[Short task] Repeat the data that follows, word for word, without the images.

(Figure content listings)
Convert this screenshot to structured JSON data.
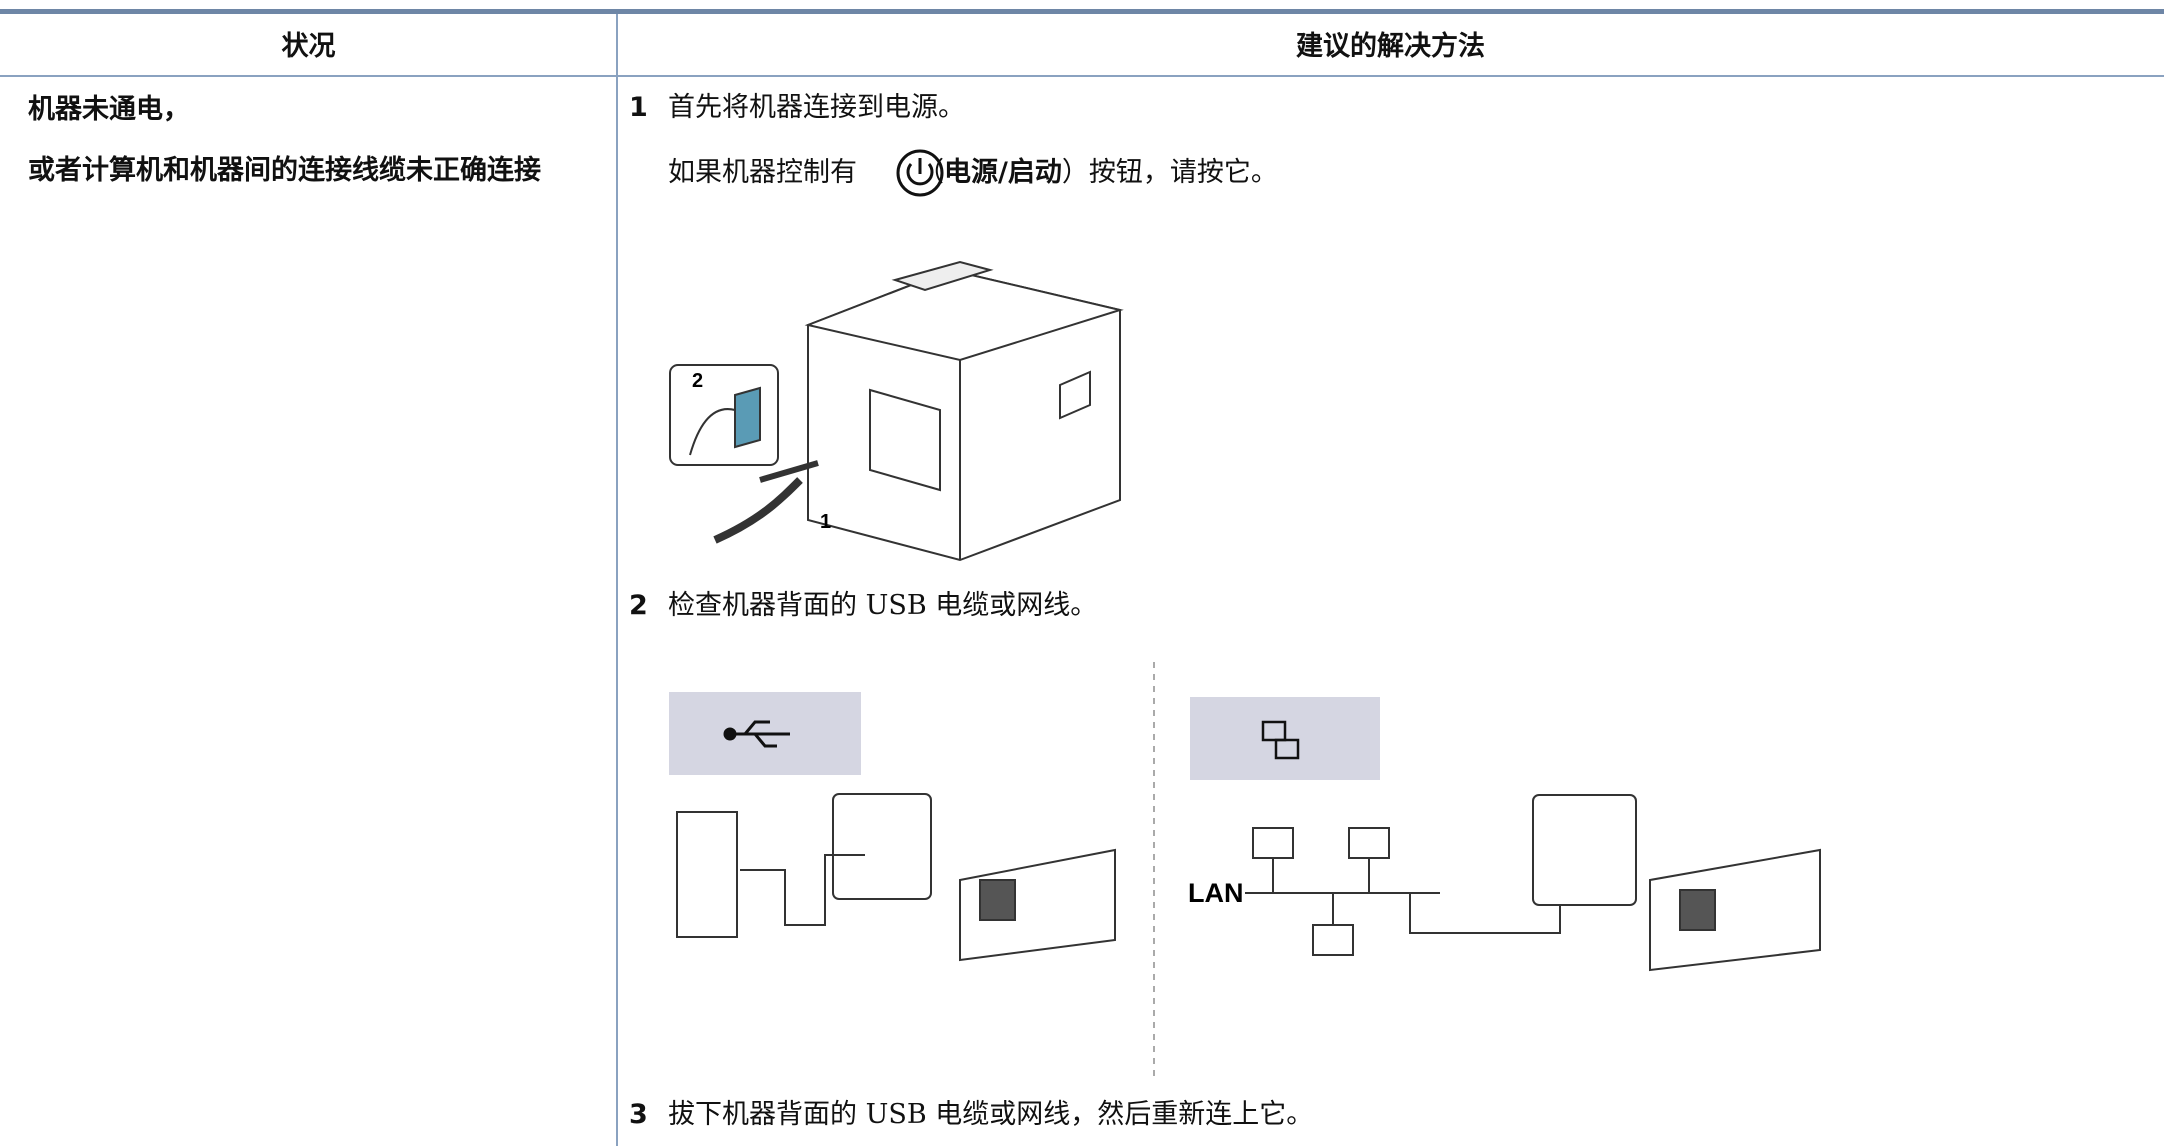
{
  "table": {
    "header": [
      "状况",
      "建议的解决方法"
    ],
    "situation": [
      "机器未通电，",
      "或者计算机和机器间的连接线缆未正确连接"
    ],
    "steps": [
      {
        "number": "1",
        "text": "首先将机器连接到电源。",
        "note": {
          "prefix": "如果机器控制有",
          "open": "（",
          "bold": "电源/启动",
          "close": "）",
          "suffix": "按钮，请按它。"
        }
      },
      {
        "number": "2",
        "text": "检查机器背面的 USB 电缆或网线。"
      },
      {
        "number": "3",
        "text": "拔下机器背面的 USB 电缆或网线，然后重新连上它。"
      }
    ],
    "figure_labels": {
      "switch": "2",
      "plug": "1",
      "lan": "LAN"
    }
  }
}
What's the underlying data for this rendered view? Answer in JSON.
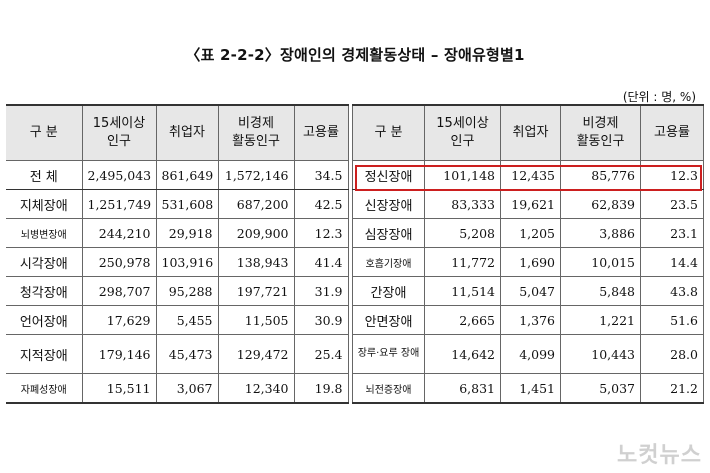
{
  "title": "〈표 2-2-2〉장애인의 경제활동상태 – 장애유형별1",
  "unit": "(단위 : 명, %)",
  "headers": {
    "category": "구 분",
    "pop15_line1": "15세이상",
    "pop15_line2": "인구",
    "employed": "취업자",
    "inactive_line1": "비경제",
    "inactive_line2": "활동인구",
    "rate": "고용률"
  },
  "left_rows": [
    {
      "label": "전 체",
      "pop15": "2,495,043",
      "employed": "861,649",
      "inactive": "1,572,146",
      "rate": "34.5"
    },
    {
      "label": "지체장애",
      "pop15": "1,251,749",
      "employed": "531,608",
      "inactive": "687,200",
      "rate": "42.5"
    },
    {
      "label": "뇌병변장애",
      "pop15": "244,210",
      "employed": "29,918",
      "inactive": "209,900",
      "rate": "12.3"
    },
    {
      "label": "시각장애",
      "pop15": "250,978",
      "employed": "103,916",
      "inactive": "138,943",
      "rate": "41.4"
    },
    {
      "label": "청각장애",
      "pop15": "298,707",
      "employed": "95,288",
      "inactive": "197,721",
      "rate": "31.9"
    },
    {
      "label": "언어장애",
      "pop15": "17,629",
      "employed": "5,455",
      "inactive": "11,505",
      "rate": "30.9"
    },
    {
      "label": "지적장애",
      "pop15": "179,146",
      "employed": "45,473",
      "inactive": "129,472",
      "rate": "25.4"
    },
    {
      "label": "자폐성장애",
      "pop15": "15,511",
      "employed": "3,067",
      "inactive": "12,340",
      "rate": "19.8"
    }
  ],
  "right_rows": [
    {
      "label": "정신장애",
      "pop15": "101,148",
      "employed": "12,435",
      "inactive": "85,776",
      "rate": "12.3"
    },
    {
      "label": "신장장애",
      "pop15": "83,333",
      "employed": "19,621",
      "inactive": "62,839",
      "rate": "23.5"
    },
    {
      "label": "심장장애",
      "pop15": "5,208",
      "employed": "1,205",
      "inactive": "3,886",
      "rate": "23.1"
    },
    {
      "label": "호흡기장애",
      "pop15": "11,772",
      "employed": "1,690",
      "inactive": "10,015",
      "rate": "14.4"
    },
    {
      "label": "간장애",
      "pop15": "11,514",
      "employed": "5,047",
      "inactive": "5,848",
      "rate": "43.8"
    },
    {
      "label": "안면장애",
      "pop15": "2,665",
      "employed": "1,376",
      "inactive": "1,221",
      "rate": "51.6"
    },
    {
      "label": "장루·요루 장애",
      "pop15": "14,642",
      "employed": "4,099",
      "inactive": "10,443",
      "rate": "28.0"
    },
    {
      "label": "뇌전증장애",
      "pop15": "6,831",
      "employed": "1,451",
      "inactive": "5,037",
      "rate": "21.2"
    }
  ],
  "watermark": "노컷뉴스",
  "colors": {
    "header_bg": "#e7e7e7",
    "highlight": "#cc1f1f"
  }
}
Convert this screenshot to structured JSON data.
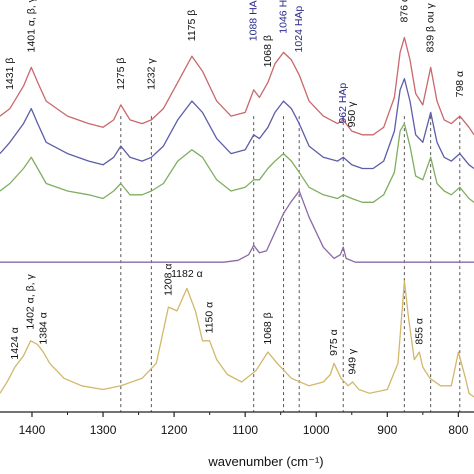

[Full answer]
Convert this screenshot to structured JSON data.
{
  "table": {
    "header": [
      "状况",
      "建议的解决方法"
    ],
    "situation": [
      "机器未通电，",
      "或者计算机和机器间的连接线缆未正确连接"
    ],
    "steps": [
      {
        "number": "1",
        "text": "首先将机器连接到电源。",
        "note": {
          "prefix": "如果机器控制有",
          "open": "（",
          "bold": "电源/启动",
          "close": "）",
          "suffix": "按钮，请按它。"
        }
      },
      {
        "number": "2",
        "text": "检查机器背面的 USB 电缆或网线。"
      },
      {
        "number": "3",
        "text": "拔下机器背面的 USB 电缆或网线，然后重新连上它。"
      }
    ],
    "figure_labels": {
      "switch": "2",
      "plug": "1",
      "lan": "LAN"
    }
  }
}
What's the underlying data for this rendered view? Answer in JSON.
{
  "title": "〈표 2-2-2〉장애인의 경제활동상태 – 장애유형별1",
  "unit": "(단위 : 명, %)",
  "headers": {
    "category": "구 분",
    "pop15_line1": "15세이상",
    "pop15_line2": "인구",
    "employed": "취업자",
    "inactive_line1": "비경제",
    "inactive_line2": "활동인구",
    "rate": "고용률"
  },
  "left_rows": [
    {
      "label": "전 체",
      "pop15": "2,495,043",
      "employed": "861,649",
      "inactive": "1,572,146",
      "rate": "34.5"
    },
    {
      "label": "지체장애",
      "pop15": "1,251,749",
      "employed": "531,608",
      "inactive": "687,200",
      "rate": "42.5"
    },
    {
      "label": "뇌병변장애",
      "pop15": "244,210",
      "employed": "29,918",
      "inactive": "209,900",
      "rate": "12.3"
    },
    {
      "label": "시각장애",
      "pop15": "250,978",
      "employed": "103,916",
      "inactive": "138,943",
      "rate": "41.4"
    },
    {
      "label": "청각장애",
      "pop15": "298,707",
      "employed": "95,288",
      "inactive": "197,721",
      "rate": "31.9"
    },
    {
      "label": "언어장애",
      "pop15": "17,629",
      "employed": "5,455",
      "inactive": "11,505",
      "rate": "30.9"
    },
    {
      "label": "지적장애",
      "pop15": "179,146",
      "employed": "45,473",
      "inactive": "129,472",
      "rate": "25.4"
    },
    {
      "label": "자폐성장애",
      "pop15": "15,511",
      "employed": "3,067",
      "inactive": "12,340",
      "rate": "19.8"
    }
  ],
  "right_rows": [
    {
      "label": "정신장애",
      "pop15": "101,148",
      "employed": "12,435",
      "inactive": "85,776",
      "rate": "12.3"
    },
    {
      "label": "신장장애",
      "pop15": "83,333",
      "employed": "19,621",
      "inactive": "62,839",
      "rate": "23.5"
    },
    {
      "label": "심장장애",
      "pop15": "5,208",
      "employed": "1,205",
      "inactive": "3,886",
      "rate": "23.1"
    },
    {
      "label": "호흡기장애",
      "pop15": "11,772",
      "employed": "1,690",
      "inactive": "10,015",
      "rate": "14.4"
    },
    {
      "label": "간장애",
      "pop15": "11,514",
      "employed": "5,047",
      "inactive": "5,848",
      "rate": "43.8"
    },
    {
      "label": "안면장애",
      "pop15": "2,665",
      "employed": "1,376",
      "inactive": "1,221",
      "rate": "51.6"
    },
    {
      "label": "장루·요루 장애",
      "pop15": "14,642",
      "employed": "4,099",
      "inactive": "10,443",
      "rate": "28.0"
    },
    {
      "label": "뇌전증장애",
      "pop15": "6,831",
      "employed": "1,451",
      "inactive": "5,037",
      "rate": "21.2"
    }
  ],
  "watermark": "노컷뉴스",
  "colors": {
    "header_bg": "#e7e7e7",
    "highlight": "#cc1f1f"
  }
}
Convert this screenshot to structured JSON data.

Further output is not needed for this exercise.